[start of DATA]
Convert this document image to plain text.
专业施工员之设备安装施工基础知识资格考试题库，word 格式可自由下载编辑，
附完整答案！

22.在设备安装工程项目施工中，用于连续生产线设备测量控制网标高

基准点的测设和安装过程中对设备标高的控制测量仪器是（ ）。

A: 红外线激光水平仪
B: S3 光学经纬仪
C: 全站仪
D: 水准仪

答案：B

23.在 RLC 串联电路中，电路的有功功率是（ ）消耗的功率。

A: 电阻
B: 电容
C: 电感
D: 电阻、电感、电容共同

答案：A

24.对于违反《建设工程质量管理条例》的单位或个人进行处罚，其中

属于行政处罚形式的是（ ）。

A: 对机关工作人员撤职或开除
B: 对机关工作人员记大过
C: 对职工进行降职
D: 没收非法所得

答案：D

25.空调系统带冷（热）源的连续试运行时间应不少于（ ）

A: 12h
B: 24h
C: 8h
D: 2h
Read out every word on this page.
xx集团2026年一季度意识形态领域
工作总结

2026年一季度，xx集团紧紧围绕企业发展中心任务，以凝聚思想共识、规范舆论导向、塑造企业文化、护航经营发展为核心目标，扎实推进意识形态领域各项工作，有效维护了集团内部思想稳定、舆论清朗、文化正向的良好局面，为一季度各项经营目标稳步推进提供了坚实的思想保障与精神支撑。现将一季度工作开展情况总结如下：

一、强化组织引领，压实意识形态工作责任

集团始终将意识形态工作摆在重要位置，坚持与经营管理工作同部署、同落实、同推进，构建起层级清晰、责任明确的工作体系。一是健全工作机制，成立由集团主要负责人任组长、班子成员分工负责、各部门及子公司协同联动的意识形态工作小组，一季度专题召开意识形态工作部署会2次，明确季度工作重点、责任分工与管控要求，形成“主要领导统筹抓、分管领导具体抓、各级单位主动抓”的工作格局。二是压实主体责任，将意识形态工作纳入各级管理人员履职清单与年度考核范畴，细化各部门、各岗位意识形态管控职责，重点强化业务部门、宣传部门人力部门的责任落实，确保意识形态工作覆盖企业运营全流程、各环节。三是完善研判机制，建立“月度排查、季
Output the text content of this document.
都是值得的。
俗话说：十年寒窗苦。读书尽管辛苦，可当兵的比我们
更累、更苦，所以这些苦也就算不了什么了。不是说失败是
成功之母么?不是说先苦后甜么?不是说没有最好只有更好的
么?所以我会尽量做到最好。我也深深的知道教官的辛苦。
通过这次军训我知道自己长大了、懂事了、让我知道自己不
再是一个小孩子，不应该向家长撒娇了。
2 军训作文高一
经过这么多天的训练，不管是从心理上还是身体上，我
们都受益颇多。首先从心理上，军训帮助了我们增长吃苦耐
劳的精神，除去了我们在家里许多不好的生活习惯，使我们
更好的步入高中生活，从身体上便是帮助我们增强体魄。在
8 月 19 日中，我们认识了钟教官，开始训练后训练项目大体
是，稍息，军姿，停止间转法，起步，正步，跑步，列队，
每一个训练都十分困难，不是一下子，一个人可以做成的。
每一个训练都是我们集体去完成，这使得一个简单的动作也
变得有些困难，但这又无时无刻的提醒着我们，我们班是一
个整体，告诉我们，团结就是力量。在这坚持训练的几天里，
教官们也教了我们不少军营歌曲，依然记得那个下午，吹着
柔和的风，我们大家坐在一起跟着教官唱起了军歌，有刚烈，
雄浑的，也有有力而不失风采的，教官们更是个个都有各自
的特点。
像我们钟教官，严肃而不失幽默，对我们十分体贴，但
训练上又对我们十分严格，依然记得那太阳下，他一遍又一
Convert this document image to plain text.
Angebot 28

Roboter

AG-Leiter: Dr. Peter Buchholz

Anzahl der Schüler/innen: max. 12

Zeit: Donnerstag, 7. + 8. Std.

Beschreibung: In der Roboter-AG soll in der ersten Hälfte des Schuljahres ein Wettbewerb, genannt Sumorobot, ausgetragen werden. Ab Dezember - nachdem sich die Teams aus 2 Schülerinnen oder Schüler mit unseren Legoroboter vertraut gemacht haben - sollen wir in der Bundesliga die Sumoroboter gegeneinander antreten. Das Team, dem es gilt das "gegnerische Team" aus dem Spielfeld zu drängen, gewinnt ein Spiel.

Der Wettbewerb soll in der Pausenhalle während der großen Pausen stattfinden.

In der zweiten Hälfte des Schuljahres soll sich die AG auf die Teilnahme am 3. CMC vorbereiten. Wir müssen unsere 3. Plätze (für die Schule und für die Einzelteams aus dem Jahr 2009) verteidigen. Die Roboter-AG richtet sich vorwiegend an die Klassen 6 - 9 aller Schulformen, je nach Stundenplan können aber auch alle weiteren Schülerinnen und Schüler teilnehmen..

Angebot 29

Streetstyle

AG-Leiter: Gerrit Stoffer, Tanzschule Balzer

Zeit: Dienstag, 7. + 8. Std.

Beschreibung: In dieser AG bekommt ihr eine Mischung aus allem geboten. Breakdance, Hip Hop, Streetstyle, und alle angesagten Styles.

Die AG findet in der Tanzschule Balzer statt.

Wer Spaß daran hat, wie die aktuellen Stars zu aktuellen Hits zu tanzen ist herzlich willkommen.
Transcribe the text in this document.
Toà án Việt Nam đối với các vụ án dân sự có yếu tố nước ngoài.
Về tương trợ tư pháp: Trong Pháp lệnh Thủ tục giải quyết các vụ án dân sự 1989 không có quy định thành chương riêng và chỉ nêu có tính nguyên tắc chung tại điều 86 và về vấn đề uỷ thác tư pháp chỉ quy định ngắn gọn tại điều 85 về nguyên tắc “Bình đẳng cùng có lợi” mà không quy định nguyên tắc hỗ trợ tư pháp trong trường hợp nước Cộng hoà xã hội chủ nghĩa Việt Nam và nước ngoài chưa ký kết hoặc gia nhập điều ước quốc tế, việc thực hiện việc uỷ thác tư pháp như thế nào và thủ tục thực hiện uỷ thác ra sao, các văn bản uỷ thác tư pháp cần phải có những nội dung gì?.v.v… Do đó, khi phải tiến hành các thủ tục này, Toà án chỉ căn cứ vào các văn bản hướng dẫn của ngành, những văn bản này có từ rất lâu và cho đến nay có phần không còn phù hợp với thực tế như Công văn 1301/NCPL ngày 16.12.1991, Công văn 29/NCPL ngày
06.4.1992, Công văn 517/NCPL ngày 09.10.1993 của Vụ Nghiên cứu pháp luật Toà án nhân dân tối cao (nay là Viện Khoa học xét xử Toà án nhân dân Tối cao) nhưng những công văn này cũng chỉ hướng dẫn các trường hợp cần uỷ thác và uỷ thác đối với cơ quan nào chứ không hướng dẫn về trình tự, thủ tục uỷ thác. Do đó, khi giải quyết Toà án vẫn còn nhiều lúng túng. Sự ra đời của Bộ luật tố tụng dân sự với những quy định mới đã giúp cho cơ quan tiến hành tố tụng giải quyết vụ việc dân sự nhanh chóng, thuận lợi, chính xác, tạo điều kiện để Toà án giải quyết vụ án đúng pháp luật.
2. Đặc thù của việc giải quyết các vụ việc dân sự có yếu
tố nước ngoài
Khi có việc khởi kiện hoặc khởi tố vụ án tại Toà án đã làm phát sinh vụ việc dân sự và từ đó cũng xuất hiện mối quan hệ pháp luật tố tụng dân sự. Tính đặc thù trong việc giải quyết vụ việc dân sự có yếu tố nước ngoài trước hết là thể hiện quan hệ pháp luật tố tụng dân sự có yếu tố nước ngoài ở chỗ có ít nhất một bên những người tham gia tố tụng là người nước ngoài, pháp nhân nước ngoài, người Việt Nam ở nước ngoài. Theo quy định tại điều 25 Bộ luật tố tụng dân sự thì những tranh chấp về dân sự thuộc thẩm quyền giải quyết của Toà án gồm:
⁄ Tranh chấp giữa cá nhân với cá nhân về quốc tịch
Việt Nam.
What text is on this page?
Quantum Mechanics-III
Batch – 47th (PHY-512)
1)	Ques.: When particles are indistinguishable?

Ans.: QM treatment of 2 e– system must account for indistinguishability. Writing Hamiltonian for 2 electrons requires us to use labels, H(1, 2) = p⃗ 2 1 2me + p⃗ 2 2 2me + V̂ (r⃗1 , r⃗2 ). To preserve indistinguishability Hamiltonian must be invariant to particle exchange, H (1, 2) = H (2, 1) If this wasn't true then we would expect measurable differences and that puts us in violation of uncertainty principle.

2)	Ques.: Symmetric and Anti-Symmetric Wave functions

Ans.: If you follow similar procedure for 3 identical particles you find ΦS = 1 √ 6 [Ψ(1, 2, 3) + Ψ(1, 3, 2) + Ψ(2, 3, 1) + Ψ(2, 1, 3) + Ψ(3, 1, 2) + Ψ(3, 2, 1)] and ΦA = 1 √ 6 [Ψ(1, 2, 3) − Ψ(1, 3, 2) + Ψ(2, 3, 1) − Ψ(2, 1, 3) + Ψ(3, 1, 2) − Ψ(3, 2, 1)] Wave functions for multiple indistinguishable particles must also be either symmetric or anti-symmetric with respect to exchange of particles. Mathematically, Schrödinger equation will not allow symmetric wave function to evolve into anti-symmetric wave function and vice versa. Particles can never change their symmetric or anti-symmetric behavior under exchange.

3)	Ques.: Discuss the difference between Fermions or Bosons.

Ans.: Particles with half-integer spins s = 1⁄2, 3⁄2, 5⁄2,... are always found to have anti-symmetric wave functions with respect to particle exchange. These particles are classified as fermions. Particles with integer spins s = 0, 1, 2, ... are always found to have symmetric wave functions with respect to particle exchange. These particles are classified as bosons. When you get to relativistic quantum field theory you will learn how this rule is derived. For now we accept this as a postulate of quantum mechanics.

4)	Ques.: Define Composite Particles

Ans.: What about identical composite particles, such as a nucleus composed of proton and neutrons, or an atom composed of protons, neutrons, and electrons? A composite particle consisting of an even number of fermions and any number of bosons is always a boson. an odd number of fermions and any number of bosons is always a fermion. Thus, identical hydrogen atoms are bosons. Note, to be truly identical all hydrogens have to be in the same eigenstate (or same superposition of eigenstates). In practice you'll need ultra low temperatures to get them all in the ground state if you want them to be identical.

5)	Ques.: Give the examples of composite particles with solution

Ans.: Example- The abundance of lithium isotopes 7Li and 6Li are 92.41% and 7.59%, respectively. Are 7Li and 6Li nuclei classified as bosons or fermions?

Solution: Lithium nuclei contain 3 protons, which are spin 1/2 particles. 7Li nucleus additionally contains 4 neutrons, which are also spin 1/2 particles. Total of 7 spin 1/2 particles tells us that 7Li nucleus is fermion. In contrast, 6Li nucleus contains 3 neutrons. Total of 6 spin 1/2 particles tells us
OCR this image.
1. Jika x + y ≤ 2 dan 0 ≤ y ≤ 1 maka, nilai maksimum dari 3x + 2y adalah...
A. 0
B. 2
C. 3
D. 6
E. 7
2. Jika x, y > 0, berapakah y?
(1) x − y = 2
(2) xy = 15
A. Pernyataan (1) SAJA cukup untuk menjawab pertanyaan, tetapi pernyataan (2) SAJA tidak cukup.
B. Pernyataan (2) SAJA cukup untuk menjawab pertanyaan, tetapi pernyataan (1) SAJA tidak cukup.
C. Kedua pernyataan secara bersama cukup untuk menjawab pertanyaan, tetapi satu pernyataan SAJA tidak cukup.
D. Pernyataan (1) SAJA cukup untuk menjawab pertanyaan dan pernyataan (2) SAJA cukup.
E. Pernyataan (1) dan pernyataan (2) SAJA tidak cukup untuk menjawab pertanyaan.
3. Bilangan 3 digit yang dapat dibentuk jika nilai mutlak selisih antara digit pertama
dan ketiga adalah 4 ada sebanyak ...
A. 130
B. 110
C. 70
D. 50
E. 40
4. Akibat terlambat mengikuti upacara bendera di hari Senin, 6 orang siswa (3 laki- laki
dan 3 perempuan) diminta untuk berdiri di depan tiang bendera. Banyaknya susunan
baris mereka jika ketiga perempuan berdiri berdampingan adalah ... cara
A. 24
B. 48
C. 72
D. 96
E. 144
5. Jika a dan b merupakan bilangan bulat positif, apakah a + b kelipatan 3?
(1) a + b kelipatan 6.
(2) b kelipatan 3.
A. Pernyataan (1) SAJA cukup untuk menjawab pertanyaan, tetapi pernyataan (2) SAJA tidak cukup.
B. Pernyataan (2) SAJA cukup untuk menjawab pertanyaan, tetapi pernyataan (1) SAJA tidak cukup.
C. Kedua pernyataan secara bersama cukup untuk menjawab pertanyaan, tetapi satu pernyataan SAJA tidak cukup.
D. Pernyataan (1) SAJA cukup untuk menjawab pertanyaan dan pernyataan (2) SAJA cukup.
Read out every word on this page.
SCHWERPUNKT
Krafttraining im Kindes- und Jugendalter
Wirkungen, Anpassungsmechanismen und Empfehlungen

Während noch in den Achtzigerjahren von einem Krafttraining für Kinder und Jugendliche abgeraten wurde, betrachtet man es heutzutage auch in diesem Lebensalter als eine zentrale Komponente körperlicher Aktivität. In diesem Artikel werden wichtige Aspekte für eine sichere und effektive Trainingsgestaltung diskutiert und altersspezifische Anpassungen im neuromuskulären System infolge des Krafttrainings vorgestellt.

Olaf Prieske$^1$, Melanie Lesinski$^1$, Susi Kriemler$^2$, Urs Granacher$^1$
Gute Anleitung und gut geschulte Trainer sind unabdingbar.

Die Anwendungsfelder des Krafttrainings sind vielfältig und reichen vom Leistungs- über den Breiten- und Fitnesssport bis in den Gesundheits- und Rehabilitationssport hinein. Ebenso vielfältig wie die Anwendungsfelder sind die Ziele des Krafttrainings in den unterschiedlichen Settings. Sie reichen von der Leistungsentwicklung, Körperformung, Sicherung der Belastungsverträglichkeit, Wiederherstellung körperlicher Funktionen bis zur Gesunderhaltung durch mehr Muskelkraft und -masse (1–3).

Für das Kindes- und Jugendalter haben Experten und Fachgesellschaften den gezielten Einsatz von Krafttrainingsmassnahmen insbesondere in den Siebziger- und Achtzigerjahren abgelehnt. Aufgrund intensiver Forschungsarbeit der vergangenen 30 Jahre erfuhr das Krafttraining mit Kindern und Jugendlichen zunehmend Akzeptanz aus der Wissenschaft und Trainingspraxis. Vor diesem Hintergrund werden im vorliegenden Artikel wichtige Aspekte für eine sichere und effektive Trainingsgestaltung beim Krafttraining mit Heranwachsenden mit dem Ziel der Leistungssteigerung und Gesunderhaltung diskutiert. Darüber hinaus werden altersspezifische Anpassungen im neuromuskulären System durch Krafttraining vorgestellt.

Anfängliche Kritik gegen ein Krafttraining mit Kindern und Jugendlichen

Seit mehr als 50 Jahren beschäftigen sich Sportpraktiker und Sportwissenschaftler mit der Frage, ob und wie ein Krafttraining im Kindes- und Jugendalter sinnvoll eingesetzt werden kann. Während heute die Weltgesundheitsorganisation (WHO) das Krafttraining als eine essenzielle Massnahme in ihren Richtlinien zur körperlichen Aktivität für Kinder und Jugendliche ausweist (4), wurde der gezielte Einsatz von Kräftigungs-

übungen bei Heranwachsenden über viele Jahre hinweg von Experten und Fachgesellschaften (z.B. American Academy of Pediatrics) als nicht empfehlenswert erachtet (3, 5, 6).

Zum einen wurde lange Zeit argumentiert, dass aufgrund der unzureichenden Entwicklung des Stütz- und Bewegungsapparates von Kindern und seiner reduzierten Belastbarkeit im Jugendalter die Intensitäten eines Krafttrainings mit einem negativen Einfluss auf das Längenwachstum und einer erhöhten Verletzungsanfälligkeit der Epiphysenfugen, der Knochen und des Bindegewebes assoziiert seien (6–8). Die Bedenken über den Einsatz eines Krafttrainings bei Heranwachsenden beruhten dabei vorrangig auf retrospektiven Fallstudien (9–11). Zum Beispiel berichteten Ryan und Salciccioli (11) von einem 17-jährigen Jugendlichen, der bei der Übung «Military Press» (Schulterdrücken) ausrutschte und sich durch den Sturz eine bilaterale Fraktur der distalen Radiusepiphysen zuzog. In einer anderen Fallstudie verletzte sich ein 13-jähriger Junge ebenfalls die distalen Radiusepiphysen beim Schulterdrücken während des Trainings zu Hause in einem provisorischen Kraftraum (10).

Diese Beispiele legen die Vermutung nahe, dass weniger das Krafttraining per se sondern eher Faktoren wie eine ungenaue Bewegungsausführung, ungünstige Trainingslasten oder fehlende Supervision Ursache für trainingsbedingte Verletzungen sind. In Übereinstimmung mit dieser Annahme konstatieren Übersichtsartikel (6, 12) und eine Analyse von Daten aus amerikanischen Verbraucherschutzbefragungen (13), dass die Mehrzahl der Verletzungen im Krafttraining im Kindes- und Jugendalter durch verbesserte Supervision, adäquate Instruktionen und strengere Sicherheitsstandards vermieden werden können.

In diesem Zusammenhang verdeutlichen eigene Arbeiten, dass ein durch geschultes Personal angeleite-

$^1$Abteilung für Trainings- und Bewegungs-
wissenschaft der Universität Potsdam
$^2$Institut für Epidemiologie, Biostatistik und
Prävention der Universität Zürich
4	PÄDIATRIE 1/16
[end of DATA]
» **WHAT YOU NEED TO DO**
Where a line holds "Balzer", copy that line.

» **WRITTEN RESPONSE**
AG-Leiter: Gerrit Stoffer, Tanzschule Balzer
Die AG findet in der Tanzschule Balzer statt.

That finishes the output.